— Begin RAW DATA —
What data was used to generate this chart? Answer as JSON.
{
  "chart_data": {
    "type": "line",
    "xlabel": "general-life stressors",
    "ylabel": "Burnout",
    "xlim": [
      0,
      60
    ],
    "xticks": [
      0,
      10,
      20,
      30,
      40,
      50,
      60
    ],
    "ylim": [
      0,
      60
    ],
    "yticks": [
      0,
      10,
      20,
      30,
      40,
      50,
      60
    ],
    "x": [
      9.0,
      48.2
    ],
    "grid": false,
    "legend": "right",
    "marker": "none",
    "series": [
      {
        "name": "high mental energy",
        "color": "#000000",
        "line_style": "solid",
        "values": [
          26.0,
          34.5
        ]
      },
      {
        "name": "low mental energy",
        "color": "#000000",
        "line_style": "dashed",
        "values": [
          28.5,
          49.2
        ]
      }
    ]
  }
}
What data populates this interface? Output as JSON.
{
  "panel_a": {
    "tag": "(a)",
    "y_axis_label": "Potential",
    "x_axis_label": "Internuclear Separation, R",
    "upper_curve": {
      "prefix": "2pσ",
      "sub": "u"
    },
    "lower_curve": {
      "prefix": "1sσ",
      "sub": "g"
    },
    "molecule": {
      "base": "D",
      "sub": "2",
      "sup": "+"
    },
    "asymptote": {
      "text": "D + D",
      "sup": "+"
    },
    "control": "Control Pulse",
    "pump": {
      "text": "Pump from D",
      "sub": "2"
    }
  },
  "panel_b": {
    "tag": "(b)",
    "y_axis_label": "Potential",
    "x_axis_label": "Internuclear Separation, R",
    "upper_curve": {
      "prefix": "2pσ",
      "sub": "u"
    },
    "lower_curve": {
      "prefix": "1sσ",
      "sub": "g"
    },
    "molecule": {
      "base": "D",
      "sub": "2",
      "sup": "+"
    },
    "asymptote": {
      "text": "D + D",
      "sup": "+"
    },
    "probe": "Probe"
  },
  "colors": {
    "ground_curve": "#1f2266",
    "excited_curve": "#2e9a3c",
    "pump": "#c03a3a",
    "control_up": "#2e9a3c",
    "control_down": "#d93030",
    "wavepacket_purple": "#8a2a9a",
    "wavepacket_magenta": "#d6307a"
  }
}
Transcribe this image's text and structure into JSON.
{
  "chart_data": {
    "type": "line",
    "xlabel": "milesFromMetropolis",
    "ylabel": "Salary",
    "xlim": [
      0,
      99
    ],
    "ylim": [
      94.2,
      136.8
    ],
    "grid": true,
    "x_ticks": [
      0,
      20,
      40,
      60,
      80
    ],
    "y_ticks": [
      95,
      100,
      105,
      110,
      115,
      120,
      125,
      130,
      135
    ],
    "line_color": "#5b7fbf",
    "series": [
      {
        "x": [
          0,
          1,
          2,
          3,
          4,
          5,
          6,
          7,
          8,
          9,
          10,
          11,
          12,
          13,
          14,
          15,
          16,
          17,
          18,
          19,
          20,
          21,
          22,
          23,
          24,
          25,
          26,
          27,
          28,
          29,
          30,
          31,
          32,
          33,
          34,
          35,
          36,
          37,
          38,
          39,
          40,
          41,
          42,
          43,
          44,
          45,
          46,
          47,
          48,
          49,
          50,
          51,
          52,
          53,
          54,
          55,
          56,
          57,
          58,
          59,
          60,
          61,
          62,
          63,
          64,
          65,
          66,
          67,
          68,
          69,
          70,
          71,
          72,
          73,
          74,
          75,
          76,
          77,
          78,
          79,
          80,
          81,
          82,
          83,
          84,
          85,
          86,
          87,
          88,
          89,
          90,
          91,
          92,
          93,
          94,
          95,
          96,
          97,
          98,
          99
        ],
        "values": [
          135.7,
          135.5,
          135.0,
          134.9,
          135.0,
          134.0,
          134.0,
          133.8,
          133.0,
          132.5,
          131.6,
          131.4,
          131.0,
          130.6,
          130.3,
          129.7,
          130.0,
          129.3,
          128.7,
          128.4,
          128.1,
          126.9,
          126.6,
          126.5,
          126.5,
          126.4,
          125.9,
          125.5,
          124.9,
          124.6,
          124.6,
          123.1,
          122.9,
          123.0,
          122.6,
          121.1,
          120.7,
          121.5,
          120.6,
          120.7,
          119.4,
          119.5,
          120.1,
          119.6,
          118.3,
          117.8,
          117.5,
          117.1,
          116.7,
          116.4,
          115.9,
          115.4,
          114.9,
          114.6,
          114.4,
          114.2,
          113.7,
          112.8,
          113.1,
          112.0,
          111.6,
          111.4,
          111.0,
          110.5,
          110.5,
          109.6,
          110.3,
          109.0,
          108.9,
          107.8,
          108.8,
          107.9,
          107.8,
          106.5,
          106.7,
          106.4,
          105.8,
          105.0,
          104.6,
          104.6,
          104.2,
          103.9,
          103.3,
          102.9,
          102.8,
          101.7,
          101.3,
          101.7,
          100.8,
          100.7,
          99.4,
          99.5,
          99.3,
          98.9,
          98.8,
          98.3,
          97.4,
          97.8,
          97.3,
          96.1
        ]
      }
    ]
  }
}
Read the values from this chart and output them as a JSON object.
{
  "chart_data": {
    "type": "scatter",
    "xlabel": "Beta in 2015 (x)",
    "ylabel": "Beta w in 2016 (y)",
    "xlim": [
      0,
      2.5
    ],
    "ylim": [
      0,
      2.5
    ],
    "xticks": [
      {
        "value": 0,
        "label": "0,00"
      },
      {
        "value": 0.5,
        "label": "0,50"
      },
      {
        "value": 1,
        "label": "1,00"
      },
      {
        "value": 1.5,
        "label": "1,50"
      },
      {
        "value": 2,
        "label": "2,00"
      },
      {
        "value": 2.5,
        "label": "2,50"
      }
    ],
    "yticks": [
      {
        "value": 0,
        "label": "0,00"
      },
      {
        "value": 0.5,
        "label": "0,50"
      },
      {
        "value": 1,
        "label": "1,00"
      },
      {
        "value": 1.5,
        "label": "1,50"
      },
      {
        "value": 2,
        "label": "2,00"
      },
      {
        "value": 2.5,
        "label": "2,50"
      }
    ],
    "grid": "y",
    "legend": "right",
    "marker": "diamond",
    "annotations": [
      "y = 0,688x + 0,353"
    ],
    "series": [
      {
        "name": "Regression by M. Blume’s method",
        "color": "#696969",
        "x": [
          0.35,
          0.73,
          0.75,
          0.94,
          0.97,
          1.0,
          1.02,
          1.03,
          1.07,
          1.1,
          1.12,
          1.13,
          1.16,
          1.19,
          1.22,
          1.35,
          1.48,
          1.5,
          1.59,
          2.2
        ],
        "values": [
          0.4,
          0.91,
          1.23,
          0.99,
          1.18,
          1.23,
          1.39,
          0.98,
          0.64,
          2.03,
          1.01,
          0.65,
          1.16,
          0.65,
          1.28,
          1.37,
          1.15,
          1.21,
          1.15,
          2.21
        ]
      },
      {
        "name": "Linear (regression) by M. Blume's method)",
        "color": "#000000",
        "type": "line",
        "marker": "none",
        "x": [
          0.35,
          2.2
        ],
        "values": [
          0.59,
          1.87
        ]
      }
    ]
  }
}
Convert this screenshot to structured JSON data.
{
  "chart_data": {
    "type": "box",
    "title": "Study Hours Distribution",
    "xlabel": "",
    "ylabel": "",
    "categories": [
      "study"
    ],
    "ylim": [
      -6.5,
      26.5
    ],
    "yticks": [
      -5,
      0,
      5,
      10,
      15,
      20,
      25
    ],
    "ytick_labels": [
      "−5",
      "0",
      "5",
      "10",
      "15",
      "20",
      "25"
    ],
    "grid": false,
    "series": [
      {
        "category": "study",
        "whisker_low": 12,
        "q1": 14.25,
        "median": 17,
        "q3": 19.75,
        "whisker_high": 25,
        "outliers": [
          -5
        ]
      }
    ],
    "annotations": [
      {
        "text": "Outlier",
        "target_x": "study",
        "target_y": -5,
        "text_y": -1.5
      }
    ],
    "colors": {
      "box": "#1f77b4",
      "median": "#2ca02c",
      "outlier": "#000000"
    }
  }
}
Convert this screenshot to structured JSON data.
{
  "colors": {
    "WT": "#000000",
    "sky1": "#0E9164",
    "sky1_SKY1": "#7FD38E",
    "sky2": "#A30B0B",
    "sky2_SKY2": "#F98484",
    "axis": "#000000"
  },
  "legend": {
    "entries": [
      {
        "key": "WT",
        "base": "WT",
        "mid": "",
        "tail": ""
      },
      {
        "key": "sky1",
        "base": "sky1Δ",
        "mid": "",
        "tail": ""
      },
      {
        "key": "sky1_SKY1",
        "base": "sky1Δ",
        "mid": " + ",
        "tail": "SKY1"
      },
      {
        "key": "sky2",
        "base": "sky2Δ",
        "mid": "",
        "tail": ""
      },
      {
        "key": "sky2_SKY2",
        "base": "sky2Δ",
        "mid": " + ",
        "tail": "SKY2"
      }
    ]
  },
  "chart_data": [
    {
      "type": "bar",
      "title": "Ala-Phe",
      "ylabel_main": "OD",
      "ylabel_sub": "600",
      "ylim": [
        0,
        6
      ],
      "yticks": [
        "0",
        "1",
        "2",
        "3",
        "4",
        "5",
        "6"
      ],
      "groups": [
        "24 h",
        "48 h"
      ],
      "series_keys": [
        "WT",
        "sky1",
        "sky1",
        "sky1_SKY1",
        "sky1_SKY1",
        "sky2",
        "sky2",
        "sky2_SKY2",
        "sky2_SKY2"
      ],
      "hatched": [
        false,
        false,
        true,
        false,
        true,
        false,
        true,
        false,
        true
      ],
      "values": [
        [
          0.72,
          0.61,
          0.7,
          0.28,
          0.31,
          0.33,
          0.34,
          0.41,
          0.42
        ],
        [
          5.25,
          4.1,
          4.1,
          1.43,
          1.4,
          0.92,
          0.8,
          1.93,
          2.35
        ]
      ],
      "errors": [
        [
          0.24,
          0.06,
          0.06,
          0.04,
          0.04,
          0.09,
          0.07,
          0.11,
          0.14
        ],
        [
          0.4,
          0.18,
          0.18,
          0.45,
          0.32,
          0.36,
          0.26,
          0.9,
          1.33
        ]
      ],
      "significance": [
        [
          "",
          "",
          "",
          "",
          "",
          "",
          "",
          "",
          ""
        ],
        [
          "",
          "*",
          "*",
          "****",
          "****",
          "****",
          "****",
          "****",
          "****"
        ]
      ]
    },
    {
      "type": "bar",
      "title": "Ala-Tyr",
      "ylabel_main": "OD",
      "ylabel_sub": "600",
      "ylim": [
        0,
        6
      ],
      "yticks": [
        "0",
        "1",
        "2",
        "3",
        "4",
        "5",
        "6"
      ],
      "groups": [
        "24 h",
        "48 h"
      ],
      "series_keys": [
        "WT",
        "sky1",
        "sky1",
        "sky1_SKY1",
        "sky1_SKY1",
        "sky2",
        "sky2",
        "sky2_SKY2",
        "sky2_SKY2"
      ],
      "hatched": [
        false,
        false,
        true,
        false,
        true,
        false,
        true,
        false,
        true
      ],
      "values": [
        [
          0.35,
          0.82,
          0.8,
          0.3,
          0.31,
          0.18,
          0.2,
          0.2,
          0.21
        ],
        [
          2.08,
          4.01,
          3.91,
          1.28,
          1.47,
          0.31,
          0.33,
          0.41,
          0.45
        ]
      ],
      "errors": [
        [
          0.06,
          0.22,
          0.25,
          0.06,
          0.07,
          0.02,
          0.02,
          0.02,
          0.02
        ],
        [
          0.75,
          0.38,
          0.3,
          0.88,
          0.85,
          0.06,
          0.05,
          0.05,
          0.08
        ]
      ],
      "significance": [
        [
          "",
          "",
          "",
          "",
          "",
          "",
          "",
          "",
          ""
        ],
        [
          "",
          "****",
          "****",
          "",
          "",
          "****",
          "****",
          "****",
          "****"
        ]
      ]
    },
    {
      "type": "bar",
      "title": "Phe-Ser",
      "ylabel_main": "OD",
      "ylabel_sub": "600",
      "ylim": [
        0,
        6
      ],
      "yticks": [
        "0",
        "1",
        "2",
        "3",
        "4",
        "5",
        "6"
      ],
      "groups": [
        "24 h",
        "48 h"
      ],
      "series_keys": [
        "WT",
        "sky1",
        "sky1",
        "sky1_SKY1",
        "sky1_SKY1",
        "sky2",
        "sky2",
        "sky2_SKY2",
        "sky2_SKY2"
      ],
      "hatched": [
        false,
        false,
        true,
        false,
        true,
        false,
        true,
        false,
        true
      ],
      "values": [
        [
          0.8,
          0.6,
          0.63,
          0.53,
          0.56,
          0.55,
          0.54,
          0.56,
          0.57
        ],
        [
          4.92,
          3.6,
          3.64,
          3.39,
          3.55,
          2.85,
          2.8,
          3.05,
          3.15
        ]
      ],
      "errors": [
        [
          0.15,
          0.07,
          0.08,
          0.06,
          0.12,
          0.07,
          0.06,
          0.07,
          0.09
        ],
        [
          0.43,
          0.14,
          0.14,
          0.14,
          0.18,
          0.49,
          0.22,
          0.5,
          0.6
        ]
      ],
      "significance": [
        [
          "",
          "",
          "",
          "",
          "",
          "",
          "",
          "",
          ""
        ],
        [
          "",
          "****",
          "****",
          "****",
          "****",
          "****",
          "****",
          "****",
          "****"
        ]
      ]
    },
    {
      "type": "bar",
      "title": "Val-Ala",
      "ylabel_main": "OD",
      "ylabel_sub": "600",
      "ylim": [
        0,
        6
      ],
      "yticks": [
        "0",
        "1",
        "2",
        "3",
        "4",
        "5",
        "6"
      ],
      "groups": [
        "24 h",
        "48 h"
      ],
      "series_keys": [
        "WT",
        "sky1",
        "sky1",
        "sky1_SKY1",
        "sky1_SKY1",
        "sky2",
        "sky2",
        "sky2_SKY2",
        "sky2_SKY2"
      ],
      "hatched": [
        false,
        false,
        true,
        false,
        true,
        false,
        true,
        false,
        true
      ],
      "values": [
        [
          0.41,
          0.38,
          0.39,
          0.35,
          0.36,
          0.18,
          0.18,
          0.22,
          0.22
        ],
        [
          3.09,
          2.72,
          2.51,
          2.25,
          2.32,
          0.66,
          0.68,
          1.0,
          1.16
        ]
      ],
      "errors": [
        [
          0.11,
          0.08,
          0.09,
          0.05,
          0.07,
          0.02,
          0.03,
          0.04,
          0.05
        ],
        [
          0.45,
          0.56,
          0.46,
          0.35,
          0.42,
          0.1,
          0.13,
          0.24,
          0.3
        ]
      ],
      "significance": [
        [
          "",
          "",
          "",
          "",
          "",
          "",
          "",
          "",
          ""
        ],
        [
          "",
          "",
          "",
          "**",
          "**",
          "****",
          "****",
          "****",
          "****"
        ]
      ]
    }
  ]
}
— End RAW DATA —
▶ _WHAT NEEDS TO BE DONE_
Across the data above, how many lines include the word "mental"? Give only the count.

▶ _OUTPUT_
2